(Structured figure records)

= = = = =

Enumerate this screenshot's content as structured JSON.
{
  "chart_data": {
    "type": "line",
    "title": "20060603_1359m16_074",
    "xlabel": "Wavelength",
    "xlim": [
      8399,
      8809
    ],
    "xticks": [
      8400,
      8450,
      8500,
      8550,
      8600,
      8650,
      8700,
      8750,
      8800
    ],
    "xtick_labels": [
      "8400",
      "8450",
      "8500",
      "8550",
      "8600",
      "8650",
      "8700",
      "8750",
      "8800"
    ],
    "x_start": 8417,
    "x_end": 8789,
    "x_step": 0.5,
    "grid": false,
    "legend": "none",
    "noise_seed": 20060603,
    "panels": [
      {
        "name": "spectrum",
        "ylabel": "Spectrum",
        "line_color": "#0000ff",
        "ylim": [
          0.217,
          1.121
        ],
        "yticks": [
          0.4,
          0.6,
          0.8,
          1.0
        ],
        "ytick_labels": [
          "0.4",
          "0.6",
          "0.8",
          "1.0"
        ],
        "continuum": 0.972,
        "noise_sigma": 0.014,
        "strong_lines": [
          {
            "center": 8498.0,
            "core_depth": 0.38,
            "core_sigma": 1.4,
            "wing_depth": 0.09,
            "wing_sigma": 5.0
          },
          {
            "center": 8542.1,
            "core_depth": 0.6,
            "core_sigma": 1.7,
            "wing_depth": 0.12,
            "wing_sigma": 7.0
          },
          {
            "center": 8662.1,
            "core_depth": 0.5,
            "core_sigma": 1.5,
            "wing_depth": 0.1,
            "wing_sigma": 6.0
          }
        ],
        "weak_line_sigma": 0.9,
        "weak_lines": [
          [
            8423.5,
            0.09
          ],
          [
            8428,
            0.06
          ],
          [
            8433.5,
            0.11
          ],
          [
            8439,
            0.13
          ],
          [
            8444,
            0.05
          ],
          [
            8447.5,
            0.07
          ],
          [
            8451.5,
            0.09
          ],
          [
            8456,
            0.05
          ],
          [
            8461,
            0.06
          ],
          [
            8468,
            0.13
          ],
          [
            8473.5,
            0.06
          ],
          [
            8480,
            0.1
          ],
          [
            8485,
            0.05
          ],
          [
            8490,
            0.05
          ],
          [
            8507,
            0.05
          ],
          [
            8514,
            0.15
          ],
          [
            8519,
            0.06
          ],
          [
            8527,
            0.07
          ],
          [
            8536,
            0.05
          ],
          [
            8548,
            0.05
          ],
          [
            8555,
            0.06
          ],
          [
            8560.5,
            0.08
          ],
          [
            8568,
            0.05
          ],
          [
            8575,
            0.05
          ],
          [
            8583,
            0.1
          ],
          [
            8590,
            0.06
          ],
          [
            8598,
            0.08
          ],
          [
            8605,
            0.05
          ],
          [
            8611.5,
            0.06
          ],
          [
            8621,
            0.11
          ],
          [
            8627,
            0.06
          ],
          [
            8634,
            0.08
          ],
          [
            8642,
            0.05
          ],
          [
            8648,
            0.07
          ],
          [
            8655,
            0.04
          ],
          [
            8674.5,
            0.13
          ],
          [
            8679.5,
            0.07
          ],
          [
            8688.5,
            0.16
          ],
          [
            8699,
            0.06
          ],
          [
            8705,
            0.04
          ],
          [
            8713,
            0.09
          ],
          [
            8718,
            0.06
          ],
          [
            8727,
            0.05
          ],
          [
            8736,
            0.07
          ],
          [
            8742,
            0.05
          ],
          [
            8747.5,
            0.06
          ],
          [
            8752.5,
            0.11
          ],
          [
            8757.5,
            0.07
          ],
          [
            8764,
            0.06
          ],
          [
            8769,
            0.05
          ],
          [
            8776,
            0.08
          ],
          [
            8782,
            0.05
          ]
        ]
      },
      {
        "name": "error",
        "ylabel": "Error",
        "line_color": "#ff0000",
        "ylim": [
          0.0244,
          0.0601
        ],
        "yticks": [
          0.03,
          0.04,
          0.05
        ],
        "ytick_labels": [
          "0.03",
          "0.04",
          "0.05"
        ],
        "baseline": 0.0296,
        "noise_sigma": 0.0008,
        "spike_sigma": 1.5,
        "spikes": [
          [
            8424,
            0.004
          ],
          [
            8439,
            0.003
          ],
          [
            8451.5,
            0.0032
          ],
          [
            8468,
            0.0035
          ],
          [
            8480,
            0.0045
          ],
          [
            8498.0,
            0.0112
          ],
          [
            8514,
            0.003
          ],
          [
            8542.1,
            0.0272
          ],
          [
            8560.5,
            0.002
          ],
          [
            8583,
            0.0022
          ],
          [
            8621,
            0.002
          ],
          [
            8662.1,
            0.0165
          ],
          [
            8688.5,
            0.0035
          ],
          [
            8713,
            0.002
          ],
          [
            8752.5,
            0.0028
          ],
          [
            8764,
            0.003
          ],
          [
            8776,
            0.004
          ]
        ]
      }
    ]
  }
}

= = = = =

What you have to do:
Copy out all of the records shown above exactly.

Result of this task:
Enumerate this screenshot's content as structured JSON.
{
  "chart_data": {
    "type": "line",
    "title": "20060603_1359m16_074",
    "xlabel": "Wavelength",
    "xlim": [
      8399,
      8809
    ],
    "xticks": [
      8400,
      8450,
      8500,
      8550,
      8600,
      8650,
      8700,
      8750,
      8800
    ],
    "xtick_labels": [
      "8400",
      "8450",
      "8500",
      "8550",
      "8600",
      "8650",
      "8700",
      "8750",
      "8800"
    ],
    "x_start": 8417,
    "x_end": 8789,
    "x_step": 0.5,
    "grid": false,
    "legend": "none",
    "noise_seed": 20060603,
    "panels": [
      {
        "name": "spectrum",
        "ylabel": "Spectrum",
        "line_color": "#0000ff",
        "ylim": [
          0.217,
          1.121
        ],
        "yticks": [
          0.4,
          0.6,
          0.8,
          1.0
        ],
        "ytick_labels": [
          "0.4",
          "0.6",
          "0.8",
          "1.0"
        ],
        "continuum": 0.972,
        "noise_sigma": 0.014,
        "strong_lines": [
          {
            "center": 8498.0,
            "core_depth": 0.38,
            "core_sigma": 1.4,
            "wing_depth": 0.09,
            "wing_sigma": 5.0
          },
          {
            "center": 8542.1,
            "core_depth": 0.6,
            "core_sigma": 1.7,
            "wing_depth": 0.12,
            "wing_sigma": 7.0
          },
          {
            "center": 8662.1,
            "core_depth": 0.5,
            "core_sigma": 1.5,
            "wing_depth": 0.1,
            "wing_sigma": 6.0
          }
        ],
        "weak_line_sigma": 0.9,
        "weak_lines": [
          [
            8423.5,
            0.09
          ],
          [
            8428,
            0.06
          ],
          [
            8433.5,
            0.11
          ],
          [
            8439,
            0.13
          ],
          [
            8444,
            0.05
          ],
          [
            8447.5,
            0.07
          ],
          [
            8451.5,
            0.09
          ],
          [
            8456,
            0.05
          ],
          [
            8461,
            0.06
          ],
          [
            8468,
            0.13
          ],
          [
            8473.5,
            0.06
          ],
          [
            8480,
            0.1
          ],
          [
            8485,
            0.05
          ],
          [
            8490,
            0.05
          ],
          [
            8507,
            0.05
          ],
          [
            8514,
            0.15
          ],
          [
            8519,
            0.06
          ],
          [
            8527,
            0.07
          ],
          [
            8536,
            0.05
          ],
          [
            8548,
            0.05
          ],
          [
            8555,
            0.06
          ],
          [
            8560.5,
            0.08
          ],
          [
            8568,
            0.05
          ],
          [
            8575,
            0.05
          ],
          [
            8583,
            0.1
          ],
          [
            8590,
            0.06
          ],
          [
            8598,
            0.08
          ],
          [
            8605,
            0.05
          ],
          [
            8611.5,
            0.06
          ],
          [
            8621,
            0.11
          ],
          [
            8627,
            0.06
          ],
          [
            8634,
            0.08
          ],
          [
            8642,
            0.05
          ],
          [
            8648,
            0.07
          ],
          [
            8655,
            0.04
          ],
          [
            8674.5,
            0.13
          ],
          [
            8679.5,
            0.07
          ],
          [
            8688.5,
            0.16
          ],
          [
            8699,
            0.06
          ],
          [
            8705,
            0.04
          ],
          [
            8713,
            0.09
          ],
          [
            8718,
            0.06
          ],
          [
            8727,
            0.05
          ],
          [
            8736,
            0.07
          ],
          [
            8742,
            0.05
          ],
          [
            8747.5,
            0.06
          ],
          [
            8752.5,
            0.11
          ],
          [
            8757.5,
            0.07
          ],
          [
            8764,
            0.06
          ],
          [
            8769,
            0.05
          ],
          [
            8776,
            0.08
          ],
          [
            8782,
            0.05
          ]
        ]
      },
      {
        "name": "error",
        "ylabel": "Error",
        "line_color": "#ff0000",
        "ylim": [
          0.0244,
          0.0601
        ],
        "yticks": [
          0.03,
          0.04,
          0.05
        ],
        "ytick_labels": [
          "0.03",
          "0.04",
          "0.05"
        ],
        "baseline": 0.0296,
        "noise_sigma": 0.0008,
        "spike_sigma": 1.5,
        "spikes": [
          [
            8424,
            0.004
          ],
          [
            8439,
            0.003
          ],
          [
            8451.5,
            0.0032
          ],
          [
            8468,
            0.0035
          ],
          [
            8480,
            0.0045
          ],
          [
            8498.0,
            0.0112
          ],
          [
            8514,
            0.003
          ],
          [
            8542.1,
            0.0272
          ],
          [
            8560.5,
            0.002
          ],
          [
            8583,
            0.0022
          ],
          [
            8621,
            0.002
          ],
          [
            8662.1,
            0.0165
          ],
          [
            8688.5,
            0.0035
          ],
          [
            8713,
            0.002
          ],
          [
            8752.5,
            0.0028
          ],
          [
            8764,
            0.003
          ],
          [
            8776,
            0.004
          ]
        ]
      }
    ]
  }
}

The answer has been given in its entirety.